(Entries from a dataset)
═══

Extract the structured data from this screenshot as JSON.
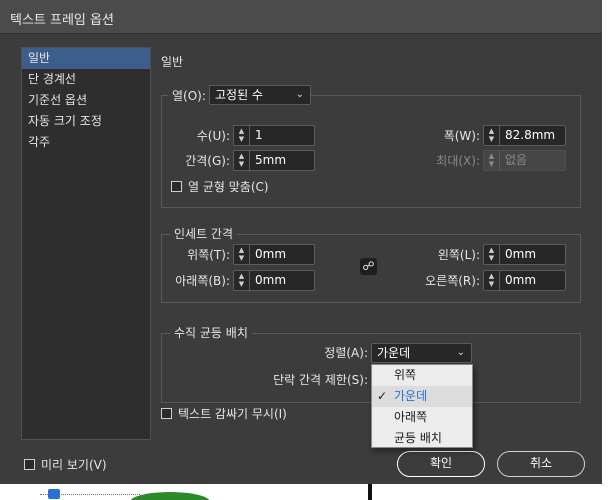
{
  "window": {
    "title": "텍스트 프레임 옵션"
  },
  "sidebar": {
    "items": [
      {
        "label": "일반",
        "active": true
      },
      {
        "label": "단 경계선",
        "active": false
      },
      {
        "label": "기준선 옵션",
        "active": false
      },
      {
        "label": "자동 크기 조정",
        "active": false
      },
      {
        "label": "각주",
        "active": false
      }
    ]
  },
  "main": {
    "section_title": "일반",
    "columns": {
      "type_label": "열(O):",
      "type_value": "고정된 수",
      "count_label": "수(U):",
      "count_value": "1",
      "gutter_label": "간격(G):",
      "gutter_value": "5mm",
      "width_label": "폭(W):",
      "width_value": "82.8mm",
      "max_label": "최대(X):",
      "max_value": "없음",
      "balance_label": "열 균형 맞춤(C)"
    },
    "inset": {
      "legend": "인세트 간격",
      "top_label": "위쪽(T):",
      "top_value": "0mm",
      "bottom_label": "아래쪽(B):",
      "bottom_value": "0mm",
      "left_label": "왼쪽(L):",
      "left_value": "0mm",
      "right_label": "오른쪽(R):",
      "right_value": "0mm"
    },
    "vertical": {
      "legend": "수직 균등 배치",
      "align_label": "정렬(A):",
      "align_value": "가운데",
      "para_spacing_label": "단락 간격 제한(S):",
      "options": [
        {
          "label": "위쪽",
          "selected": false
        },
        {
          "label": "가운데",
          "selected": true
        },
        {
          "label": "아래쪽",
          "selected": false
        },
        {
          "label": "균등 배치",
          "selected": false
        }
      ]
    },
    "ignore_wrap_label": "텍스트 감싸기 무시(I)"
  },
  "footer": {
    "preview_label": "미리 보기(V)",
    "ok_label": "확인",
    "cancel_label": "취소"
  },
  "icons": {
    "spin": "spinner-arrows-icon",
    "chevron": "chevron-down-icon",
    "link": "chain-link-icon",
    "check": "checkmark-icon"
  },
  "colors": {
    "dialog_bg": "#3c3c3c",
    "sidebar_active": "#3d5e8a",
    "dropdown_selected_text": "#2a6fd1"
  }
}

═══

• **Directions**: The data should be printed again unchanged; leave its pictures out.

• **Result for this task**:
Extract the structured data from this screenshot as JSON.
{
  "window": {
    "title": "텍스트 프레임 옵션"
  },
  "sidebar": {
    "items": [
      {
        "label": "일반",
        "active": true
      },
      {
        "label": "단 경계선",
        "active": false
      },
      {
        "label": "기준선 옵션",
        "active": false
      },
      {
        "label": "자동 크기 조정",
        "active": false
      },
      {
        "label": "각주",
        "active": false
      }
    ]
  },
  "main": {
    "section_title": "일반",
    "columns": {
      "type_label": "열(O):",
      "type_value": "고정된 수",
      "count_label": "수(U):",
      "count_value": "1",
      "gutter_label": "간격(G):",
      "gutter_value": "5mm",
      "width_label": "폭(W):",
      "width_value": "82.8mm",
      "max_label": "최대(X):",
      "max_value": "없음",
      "balance_label": "열 균형 맞춤(C)"
    },
    "inset": {
      "legend": "인세트 간격",
      "top_label": "위쪽(T):",
      "top_value": "0mm",
      "bottom_label": "아래쪽(B):",
      "bottom_value": "0mm",
      "left_label": "왼쪽(L):",
      "left_value": "0mm",
      "right_label": "오른쪽(R):",
      "right_value": "0mm"
    },
    "vertical": {
      "legend": "수직 균등 배치",
      "align_label": "정렬(A):",
      "align_value": "가운데",
      "para_spacing_label": "단락 간격 제한(S):",
      "options": [
        {
          "label": "위쪽",
          "selected": false
        },
        {
          "label": "가운데",
          "selected": true
        },
        {
          "label": "아래쪽",
          "selected": false
        },
        {
          "label": "균등 배치",
          "selected": false
        }
      ]
    },
    "ignore_wrap_label": "텍스트 감싸기 무시(I)"
  },
  "footer": {
    "preview_label": "미리 보기(V)",
    "ok_label": "확인",
    "cancel_label": "취소"
  },
  "icons": {
    "spin": "spinner-arrows-icon",
    "chevron": "chevron-down-icon",
    "link": "chain-link-icon",
    "check": "checkmark-icon"
  },
  "colors": {
    "dialog_bg": "#3c3c3c",
    "sidebar_active": "#3d5e8a",
    "dropdown_selected_text": "#2a6fd1"
  }
}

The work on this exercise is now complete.